(begin)

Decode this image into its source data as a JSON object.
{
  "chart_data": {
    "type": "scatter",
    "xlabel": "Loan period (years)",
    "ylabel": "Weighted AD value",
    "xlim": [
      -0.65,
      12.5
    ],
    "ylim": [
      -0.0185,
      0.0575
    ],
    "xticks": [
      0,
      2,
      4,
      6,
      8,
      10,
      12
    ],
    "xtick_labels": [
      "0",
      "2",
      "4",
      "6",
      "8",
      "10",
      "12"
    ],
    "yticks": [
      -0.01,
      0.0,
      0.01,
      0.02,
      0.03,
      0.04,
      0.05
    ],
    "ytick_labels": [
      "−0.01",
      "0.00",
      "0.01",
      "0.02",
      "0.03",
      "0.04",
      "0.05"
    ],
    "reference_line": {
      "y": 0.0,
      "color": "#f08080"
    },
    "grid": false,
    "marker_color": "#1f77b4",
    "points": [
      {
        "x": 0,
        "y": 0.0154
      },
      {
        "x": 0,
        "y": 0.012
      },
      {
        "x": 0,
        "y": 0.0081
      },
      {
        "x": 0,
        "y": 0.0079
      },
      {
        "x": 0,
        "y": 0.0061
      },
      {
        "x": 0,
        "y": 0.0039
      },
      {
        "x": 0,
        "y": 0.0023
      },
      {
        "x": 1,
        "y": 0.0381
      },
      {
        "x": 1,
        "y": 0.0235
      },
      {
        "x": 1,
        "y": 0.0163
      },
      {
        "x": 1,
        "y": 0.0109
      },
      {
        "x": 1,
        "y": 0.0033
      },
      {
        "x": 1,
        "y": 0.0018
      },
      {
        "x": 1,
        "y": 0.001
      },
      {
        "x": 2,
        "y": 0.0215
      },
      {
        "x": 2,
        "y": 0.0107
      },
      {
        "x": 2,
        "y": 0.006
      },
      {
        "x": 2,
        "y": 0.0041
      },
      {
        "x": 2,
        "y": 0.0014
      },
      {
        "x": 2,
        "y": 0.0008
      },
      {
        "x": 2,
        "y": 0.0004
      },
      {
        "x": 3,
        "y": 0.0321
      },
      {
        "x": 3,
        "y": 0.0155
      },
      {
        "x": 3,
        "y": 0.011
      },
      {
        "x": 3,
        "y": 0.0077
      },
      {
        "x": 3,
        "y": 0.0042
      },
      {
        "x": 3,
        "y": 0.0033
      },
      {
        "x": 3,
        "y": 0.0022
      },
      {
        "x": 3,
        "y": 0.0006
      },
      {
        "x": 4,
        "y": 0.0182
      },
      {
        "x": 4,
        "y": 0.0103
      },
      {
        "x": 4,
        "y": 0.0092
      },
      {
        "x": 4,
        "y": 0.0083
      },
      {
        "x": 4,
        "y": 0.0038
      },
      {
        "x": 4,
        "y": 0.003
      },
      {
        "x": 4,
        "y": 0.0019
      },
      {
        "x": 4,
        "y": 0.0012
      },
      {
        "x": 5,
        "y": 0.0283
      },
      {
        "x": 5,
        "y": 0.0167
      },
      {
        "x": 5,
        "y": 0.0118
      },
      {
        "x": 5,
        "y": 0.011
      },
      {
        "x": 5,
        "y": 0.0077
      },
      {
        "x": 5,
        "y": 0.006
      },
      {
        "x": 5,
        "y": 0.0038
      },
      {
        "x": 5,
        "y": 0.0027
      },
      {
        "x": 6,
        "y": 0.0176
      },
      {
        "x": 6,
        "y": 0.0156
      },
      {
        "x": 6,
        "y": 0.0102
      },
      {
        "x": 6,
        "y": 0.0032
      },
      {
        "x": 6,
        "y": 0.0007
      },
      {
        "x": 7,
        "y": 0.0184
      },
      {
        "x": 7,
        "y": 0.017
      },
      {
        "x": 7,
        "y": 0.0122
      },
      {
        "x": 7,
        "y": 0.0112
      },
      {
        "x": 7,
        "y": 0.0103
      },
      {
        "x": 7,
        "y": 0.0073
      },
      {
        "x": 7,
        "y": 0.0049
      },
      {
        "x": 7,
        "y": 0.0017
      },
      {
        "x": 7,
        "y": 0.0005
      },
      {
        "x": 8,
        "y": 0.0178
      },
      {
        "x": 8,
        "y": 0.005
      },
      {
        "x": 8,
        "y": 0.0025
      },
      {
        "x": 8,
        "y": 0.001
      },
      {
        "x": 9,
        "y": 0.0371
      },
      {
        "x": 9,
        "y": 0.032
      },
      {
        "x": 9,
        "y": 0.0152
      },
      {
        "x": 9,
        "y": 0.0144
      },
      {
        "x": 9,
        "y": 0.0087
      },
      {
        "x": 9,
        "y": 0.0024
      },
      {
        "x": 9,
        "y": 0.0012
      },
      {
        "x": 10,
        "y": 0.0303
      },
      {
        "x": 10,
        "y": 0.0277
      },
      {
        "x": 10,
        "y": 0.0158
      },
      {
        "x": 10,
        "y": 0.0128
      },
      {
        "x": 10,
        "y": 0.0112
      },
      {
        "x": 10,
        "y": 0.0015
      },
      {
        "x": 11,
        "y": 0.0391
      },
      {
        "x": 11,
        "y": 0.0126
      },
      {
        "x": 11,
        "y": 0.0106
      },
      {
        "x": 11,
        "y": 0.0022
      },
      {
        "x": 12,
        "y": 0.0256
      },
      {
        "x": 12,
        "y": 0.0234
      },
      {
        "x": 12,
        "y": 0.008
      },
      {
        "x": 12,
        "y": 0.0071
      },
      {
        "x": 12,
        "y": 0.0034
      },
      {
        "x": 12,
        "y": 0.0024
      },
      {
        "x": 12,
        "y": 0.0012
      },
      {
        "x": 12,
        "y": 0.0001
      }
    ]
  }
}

(end)

**Task to complete**
Write out all the data again, exactly as it appears.

**Exercise response**
Decode this image into its source data as a JSON object.
{
  "chart_data": {
    "type": "scatter",
    "xlabel": "Loan period (years)",
    "ylabel": "Weighted AD value",
    "xlim": [
      -0.65,
      12.5
    ],
    "ylim": [
      -0.0185,
      0.0575
    ],
    "xticks": [
      0,
      2,
      4,
      6,
      8,
      10,
      12
    ],
    "xtick_labels": [
      "0",
      "2",
      "4",
      "6",
      "8",
      "10",
      "12"
    ],
    "yticks": [
      -0.01,
      0.0,
      0.01,
      0.02,
      0.03,
      0.04,
      0.05
    ],
    "ytick_labels": [
      "−0.01",
      "0.00",
      "0.01",
      "0.02",
      "0.03",
      "0.04",
      "0.05"
    ],
    "reference_line": {
      "y": 0.0,
      "color": "#f08080"
    },
    "grid": false,
    "marker_color": "#1f77b4",
    "points": [
      {
        "x": 0,
        "y": 0.0154
      },
      {
        "x": 0,
        "y": 0.012
      },
      {
        "x": 0,
        "y": 0.0081
      },
      {
        "x": 0,
        "y": 0.0079
      },
      {
        "x": 0,
        "y": 0.0061
      },
      {
        "x": 0,
        "y": 0.0039
      },
      {
        "x": 0,
        "y": 0.0023
      },
      {
        "x": 1,
        "y": 0.0381
      },
      {
        "x": 1,
        "y": 0.0235
      },
      {
        "x": 1,
        "y": 0.0163
      },
      {
        "x": 1,
        "y": 0.0109
      },
      {
        "x": 1,
        "y": 0.0033
      },
      {
        "x": 1,
        "y": 0.0018
      },
      {
        "x": 1,
        "y": 0.001
      },
      {
        "x": 2,
        "y": 0.0215
      },
      {
        "x": 2,
        "y": 0.0107
      },
      {
        "x": 2,
        "y": 0.006
      },
      {
        "x": 2,
        "y": 0.0041
      },
      {
        "x": 2,
        "y": 0.0014
      },
      {
        "x": 2,
        "y": 0.0008
      },
      {
        "x": 2,
        "y": 0.0004
      },
      {
        "x": 3,
        "y": 0.0321
      },
      {
        "x": 3,
        "y": 0.0155
      },
      {
        "x": 3,
        "y": 0.011
      },
      {
        "x": 3,
        "y": 0.0077
      },
      {
        "x": 3,
        "y": 0.0042
      },
      {
        "x": 3,
        "y": 0.0033
      },
      {
        "x": 3,
        "y": 0.0022
      },
      {
        "x": 3,
        "y": 0.0006
      },
      {
        "x": 4,
        "y": 0.0182
      },
      {
        "x": 4,
        "y": 0.0103
      },
      {
        "x": 4,
        "y": 0.0092
      },
      {
        "x": 4,
        "y": 0.0083
      },
      {
        "x": 4,
        "y": 0.0038
      },
      {
        "x": 4,
        "y": 0.003
      },
      {
        "x": 4,
        "y": 0.0019
      },
      {
        "x": 4,
        "y": 0.0012
      },
      {
        "x": 5,
        "y": 0.0283
      },
      {
        "x": 5,
        "y": 0.0167
      },
      {
        "x": 5,
        "y": 0.0118
      },
      {
        "x": 5,
        "y": 0.011
      },
      {
        "x": 5,
        "y": 0.0077
      },
      {
        "x": 5,
        "y": 0.006
      },
      {
        "x": 5,
        "y": 0.0038
      },
      {
        "x": 5,
        "y": 0.0027
      },
      {
        "x": 6,
        "y": 0.0176
      },
      {
        "x": 6,
        "y": 0.0156
      },
      {
        "x": 6,
        "y": 0.0102
      },
      {
        "x": 6,
        "y": 0.0032
      },
      {
        "x": 6,
        "y": 0.0007
      },
      {
        "x": 7,
        "y": 0.0184
      },
      {
        "x": 7,
        "y": 0.017
      },
      {
        "x": 7,
        "y": 0.0122
      },
      {
        "x": 7,
        "y": 0.0112
      },
      {
        "x": 7,
        "y": 0.0103
      },
      {
        "x": 7,
        "y": 0.0073
      },
      {
        "x": 7,
        "y": 0.0049
      },
      {
        "x": 7,
        "y": 0.0017
      },
      {
        "x": 7,
        "y": 0.0005
      },
      {
        "x": 8,
        "y": 0.0178
      },
      {
        "x": 8,
        "y": 0.005
      },
      {
        "x": 8,
        "y": 0.0025
      },
      {
        "x": 8,
        "y": 0.001
      },
      {
        "x": 9,
        "y": 0.0371
      },
      {
        "x": 9,
        "y": 0.032
      },
      {
        "x": 9,
        "y": 0.0152
      },
      {
        "x": 9,
        "y": 0.0144
      },
      {
        "x": 9,
        "y": 0.0087
      },
      {
        "x": 9,
        "y": 0.0024
      },
      {
        "x": 9,
        "y": 0.0012
      },
      {
        "x": 10,
        "y": 0.0303
      },
      {
        "x": 10,
        "y": 0.0277
      },
      {
        "x": 10,
        "y": 0.0158
      },
      {
        "x": 10,
        "y": 0.0128
      },
      {
        "x": 10,
        "y": 0.0112
      },
      {
        "x": 10,
        "y": 0.0015
      },
      {
        "x": 11,
        "y": 0.0391
      },
      {
        "x": 11,
        "y": 0.0126
      },
      {
        "x": 11,
        "y": 0.0106
      },
      {
        "x": 11,
        "y": 0.0022
      },
      {
        "x": 12,
        "y": 0.0256
      },
      {
        "x": 12,
        "y": 0.0234
      },
      {
        "x": 12,
        "y": 0.008
      },
      {
        "x": 12,
        "y": 0.0071
      },
      {
        "x": 12,
        "y": 0.0034
      },
      {
        "x": 12,
        "y": 0.0024
      },
      {
        "x": 12,
        "y": 0.0012
      },
      {
        "x": 12,
        "y": 0.0001
      }
    ]
  }
}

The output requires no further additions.